Find each line holding "Whiteley" and copy it out.

------------------------------------------------

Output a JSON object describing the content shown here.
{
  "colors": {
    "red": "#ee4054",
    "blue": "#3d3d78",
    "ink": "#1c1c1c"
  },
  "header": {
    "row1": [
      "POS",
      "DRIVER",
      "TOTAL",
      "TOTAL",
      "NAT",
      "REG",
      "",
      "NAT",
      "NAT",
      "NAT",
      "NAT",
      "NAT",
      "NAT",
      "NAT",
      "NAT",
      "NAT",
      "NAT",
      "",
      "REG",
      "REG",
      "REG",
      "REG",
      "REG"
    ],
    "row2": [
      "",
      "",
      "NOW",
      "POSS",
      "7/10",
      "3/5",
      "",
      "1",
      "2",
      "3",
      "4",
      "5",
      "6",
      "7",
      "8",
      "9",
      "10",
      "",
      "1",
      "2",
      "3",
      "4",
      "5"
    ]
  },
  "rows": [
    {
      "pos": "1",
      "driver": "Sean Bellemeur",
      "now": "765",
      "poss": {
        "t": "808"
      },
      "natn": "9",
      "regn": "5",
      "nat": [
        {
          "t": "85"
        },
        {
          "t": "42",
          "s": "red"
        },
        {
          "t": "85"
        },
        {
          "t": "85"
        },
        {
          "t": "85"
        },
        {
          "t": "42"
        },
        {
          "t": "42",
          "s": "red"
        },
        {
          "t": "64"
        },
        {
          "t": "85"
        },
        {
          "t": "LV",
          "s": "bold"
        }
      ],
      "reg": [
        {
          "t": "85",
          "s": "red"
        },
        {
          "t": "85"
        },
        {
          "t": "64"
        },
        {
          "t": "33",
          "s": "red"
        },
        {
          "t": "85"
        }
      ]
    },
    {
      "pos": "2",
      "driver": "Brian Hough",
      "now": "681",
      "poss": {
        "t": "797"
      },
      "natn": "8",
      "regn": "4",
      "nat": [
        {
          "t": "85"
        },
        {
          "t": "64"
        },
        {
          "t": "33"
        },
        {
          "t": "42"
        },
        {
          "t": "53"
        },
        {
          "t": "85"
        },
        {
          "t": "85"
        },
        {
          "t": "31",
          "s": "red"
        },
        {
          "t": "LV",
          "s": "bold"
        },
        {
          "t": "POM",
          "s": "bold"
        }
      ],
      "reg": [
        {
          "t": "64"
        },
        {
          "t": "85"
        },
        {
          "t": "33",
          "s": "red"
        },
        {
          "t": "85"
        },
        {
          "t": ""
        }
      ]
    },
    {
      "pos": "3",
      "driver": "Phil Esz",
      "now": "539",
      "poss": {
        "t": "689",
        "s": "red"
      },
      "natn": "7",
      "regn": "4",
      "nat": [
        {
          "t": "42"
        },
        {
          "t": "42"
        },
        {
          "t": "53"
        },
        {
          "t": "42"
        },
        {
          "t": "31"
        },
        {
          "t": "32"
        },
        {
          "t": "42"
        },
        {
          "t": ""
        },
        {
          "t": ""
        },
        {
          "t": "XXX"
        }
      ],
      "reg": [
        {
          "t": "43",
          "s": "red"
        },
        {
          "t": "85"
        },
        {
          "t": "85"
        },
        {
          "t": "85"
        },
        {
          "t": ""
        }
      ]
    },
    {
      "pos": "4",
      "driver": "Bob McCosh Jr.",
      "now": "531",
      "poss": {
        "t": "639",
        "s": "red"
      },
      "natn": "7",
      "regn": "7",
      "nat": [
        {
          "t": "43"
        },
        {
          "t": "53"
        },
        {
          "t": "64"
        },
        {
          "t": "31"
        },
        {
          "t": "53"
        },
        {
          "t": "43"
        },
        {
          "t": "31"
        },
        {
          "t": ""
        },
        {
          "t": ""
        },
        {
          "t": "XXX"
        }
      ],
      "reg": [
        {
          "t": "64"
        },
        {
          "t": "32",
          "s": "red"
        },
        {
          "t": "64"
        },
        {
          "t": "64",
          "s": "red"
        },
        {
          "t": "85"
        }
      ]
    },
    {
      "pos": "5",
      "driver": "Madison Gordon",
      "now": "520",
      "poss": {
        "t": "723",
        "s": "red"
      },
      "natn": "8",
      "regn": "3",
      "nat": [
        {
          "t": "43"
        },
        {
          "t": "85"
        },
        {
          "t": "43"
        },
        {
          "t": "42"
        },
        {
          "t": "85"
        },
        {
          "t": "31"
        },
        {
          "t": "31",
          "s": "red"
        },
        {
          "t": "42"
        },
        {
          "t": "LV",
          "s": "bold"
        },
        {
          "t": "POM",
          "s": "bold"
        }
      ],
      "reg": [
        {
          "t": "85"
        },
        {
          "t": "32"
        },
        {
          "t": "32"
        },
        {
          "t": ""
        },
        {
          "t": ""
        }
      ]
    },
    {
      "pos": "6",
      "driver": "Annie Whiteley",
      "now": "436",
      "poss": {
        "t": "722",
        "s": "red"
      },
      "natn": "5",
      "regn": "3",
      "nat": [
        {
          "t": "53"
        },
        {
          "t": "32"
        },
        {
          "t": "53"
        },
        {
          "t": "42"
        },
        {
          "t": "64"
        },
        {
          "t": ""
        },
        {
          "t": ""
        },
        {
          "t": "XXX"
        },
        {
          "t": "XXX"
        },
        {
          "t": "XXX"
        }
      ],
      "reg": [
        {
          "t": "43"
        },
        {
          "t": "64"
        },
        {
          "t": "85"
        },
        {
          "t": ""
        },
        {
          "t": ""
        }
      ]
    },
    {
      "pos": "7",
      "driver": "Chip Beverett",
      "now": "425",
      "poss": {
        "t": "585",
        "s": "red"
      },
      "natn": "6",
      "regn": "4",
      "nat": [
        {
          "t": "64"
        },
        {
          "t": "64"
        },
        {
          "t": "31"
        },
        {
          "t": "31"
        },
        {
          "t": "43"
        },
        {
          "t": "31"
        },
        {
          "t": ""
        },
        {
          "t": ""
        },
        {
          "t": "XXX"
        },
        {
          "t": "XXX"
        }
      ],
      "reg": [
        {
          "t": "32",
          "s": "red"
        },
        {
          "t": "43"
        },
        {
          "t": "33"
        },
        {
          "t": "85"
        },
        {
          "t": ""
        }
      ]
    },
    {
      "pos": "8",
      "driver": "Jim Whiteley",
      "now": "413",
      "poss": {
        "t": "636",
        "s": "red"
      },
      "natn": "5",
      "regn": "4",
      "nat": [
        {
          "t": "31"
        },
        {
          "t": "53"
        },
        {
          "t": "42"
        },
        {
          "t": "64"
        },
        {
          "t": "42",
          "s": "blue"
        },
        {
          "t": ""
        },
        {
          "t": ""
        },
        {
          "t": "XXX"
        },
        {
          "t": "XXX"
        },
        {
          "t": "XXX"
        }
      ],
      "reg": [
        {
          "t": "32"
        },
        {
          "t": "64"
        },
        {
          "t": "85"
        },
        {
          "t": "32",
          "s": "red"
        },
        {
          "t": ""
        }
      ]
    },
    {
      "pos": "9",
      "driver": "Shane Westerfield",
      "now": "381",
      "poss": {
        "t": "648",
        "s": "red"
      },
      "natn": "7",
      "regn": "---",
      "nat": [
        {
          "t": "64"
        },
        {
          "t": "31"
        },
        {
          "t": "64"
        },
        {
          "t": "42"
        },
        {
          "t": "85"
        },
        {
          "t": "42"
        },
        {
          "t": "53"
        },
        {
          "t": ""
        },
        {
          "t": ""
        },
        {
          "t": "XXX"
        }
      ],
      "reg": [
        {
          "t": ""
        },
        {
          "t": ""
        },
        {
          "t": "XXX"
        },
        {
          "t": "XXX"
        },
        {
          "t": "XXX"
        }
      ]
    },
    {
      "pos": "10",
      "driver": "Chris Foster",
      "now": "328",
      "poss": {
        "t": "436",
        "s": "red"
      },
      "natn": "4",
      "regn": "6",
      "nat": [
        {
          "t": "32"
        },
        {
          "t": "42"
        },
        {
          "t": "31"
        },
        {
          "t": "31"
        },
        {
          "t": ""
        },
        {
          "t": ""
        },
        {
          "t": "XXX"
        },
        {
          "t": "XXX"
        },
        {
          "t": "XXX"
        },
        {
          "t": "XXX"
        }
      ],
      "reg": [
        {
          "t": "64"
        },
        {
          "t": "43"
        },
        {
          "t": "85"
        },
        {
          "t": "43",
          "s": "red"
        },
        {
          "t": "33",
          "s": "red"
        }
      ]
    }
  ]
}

------------------------------------------------

WRITTEN RESPONSE:
      "driver": "Annie Whiteley",
      "driver": "Jim Whiteley",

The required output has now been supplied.